## FRAGMENTO DEL DOCUMENTO
¿Por qué tengo que sostener con mis impuestos a la Iglesia Católica
Argentina?
El Gobierno federal sostiene el culto católico apostólico romano.
Artículo 2 de la Constitución Argentina
Por: Camilo Puentes Ruiz
Hace pocos días me encontraba cenando junto con mi esposa y mi hijo de
13 años, cuando él empieza a cuestionarme sobre algo que le habían
enseñado ese mismo día en el colegio. Me dijo: "Papá, la profesora de
historia nos dijo que hace muchos años los gobiernos de los países
eran manejados por la Iglesia Católica, que la Iglesia y el Estado
eran como uno solo; pero que luego el Estado se separó de la Iglesia y
ya no tuvieron nada que ver uno con otro. Pero, más tarde en Cívica
nos empezaron a explicar la Constitución, y en una parte decía que el
Estado argentino mantenía a la Iglesia. Pero papá, ¿por qué en
Argentina la Iglesia y el Estado todavía no
se separaron?".
En el momento no supe que decirle, me tomó de sorpresa. Luego, tomé la
Constitución Nacional argentina y me fijé si lo que me decía mi hijo
era cierto. Ahí estaba, era el artículo Nº 2, por el cual el estado
argentino sostiene el culto católico. En ese momento me invadió un
sentimiento de incomprensión e impotencia. ¿Por qué nuestro gobierno
mantiene a la religión católica y no a todas las demás religiones?, en
todo caso ¿Por qué nuestro Estado es confesional, mientras que todos
los estados "serios" del mundo son aconfesionales (esto es que no
poseen religión alguna)?. La Iglesia apoyó la dictadura militar; cada
día que pasa, más curas son acusados de pedofilia, abuso de menores, y
otros delitos semejantes, mientras que la Iglesia los encubre y
protege a todos ellos. Mientras que los obispos se quejan del flagelo
del hambre y la desigual distribución de las riquezas, ellos mismos
cobran un salario estatal de 4.600 pesos y tienen, algunos,
jubilaciones de privilegio; los ejemplos de la relación de la Iglesia
con el poder son abundantes: por ejemplo, en la presidencia de Menem,
les fueron otorgadas gratis a la Iglesia dos dársenas de un altísimo
valor monetario en Puerto Madero, hoy allí funciona la Universidad
Católica Argentina. Luego de analizar esto, me pregunto: ¿se asemeja
la Iglesia a una organización mafiosa?

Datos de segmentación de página
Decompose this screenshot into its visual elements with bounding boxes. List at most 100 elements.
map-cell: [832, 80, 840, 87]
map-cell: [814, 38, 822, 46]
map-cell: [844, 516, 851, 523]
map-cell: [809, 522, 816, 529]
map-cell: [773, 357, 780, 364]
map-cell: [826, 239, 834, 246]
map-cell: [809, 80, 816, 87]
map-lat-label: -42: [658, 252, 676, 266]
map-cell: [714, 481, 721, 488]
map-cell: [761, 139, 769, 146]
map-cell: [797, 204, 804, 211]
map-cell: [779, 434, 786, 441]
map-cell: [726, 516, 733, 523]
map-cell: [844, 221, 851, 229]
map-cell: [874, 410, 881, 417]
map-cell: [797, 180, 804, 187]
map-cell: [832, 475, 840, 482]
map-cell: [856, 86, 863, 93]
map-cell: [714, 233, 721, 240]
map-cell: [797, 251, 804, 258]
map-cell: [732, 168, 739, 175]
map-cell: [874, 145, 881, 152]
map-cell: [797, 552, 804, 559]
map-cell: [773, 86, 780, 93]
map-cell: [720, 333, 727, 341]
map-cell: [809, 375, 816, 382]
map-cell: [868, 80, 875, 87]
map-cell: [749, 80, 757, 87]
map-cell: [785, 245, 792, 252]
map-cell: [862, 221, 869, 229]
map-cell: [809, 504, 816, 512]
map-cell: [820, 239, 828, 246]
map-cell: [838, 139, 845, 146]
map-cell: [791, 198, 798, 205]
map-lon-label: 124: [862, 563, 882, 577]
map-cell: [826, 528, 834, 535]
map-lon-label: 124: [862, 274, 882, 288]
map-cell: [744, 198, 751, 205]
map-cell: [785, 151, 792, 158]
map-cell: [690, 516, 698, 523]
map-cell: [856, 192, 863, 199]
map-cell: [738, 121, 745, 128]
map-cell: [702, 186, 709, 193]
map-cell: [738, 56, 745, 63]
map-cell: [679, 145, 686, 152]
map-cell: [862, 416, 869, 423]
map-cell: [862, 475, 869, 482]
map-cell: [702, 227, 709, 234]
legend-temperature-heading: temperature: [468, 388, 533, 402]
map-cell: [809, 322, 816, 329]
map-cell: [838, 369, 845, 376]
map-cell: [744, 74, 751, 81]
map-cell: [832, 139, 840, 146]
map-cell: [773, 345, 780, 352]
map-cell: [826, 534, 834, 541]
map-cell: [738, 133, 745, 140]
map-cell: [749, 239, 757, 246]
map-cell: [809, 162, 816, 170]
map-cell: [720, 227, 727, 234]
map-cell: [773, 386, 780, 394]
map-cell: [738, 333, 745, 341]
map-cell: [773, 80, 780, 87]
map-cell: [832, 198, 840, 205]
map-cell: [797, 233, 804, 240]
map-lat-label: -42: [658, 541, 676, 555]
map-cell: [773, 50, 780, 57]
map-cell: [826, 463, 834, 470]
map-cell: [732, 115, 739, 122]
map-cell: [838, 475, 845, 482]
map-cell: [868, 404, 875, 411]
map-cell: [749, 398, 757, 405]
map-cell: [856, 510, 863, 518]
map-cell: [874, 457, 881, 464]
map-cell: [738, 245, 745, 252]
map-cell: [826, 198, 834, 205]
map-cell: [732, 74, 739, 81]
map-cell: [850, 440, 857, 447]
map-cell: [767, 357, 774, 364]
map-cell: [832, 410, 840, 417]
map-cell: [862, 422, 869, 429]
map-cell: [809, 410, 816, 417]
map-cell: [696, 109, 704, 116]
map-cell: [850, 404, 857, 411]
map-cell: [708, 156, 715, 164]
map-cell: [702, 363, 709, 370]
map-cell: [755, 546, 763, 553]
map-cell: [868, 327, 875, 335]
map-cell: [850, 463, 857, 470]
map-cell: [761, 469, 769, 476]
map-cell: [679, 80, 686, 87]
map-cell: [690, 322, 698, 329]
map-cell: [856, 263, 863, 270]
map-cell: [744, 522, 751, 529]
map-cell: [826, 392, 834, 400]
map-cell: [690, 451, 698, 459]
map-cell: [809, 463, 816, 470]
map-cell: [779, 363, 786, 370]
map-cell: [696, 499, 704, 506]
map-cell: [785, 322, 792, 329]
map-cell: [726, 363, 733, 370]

## PRUÉBALO
Retoma el artículo sobre el sostenimiento estatal de la Iglesia Católica en Argentina y continúalo a partir de su última oración.

## RESULTADO DEL EJERCICIO
Luego de ver todo esto, me pregunto una y otra vez, como es posible
que el Estado de nuestro país sostenga a la Iglesia. ¿No es el
gobierno cómplice del accionar de la Iglesia por "mantenerla"?
Los Derechos Humanos declaran que somos todos iguales, no importa
nuestra ideología, raza o religión. Pero, nuestro país, violando este
derecho universal, "favorece" a aquellos que profesen la religión
católica; cuando lo correcto sería que el Estado no profese ninguna
religión, que trate a todas por igual.
El Estado, también, subvenciona las escuelas privadas católicas y les
da un abultado salario a los obispos. Pero, suponiendo que yo,
contribuyente que paga todos los meses los impuestos, no soy católico
¿Por qué tengo que pagarles con mis impuestos a los colegios
católicos, a los obispos, y a la Iglesia en general? El gobierno gasta
cerca de 350 millones al año manteniendo a la Iglesia, ¿es esto algo
justo? ¿Por qué no usar ese dinero para mejorar la educación pública,
la salud, aumentarles la jubilación a los ancianos o usarlo en el
ámbito científico?
Me pregunto si podríamos cambiar esta cruel realidad, para empezar a
hacer de Argentina un país "con todas las letras". La respuesta es Sí
Podemos. Nuestros gobernantes deberían modificar la Constitución, tal
como lo hicieron en 1994, para cambiar el artículo Nº 2 de ésta, y
hacer del Estado argentino un Estado aconfesional. En definitiva:
hacer un país en serio, donde nuestros hijos, incluyendo el mío, no se
avergüencen del país en el que les tocó nacer.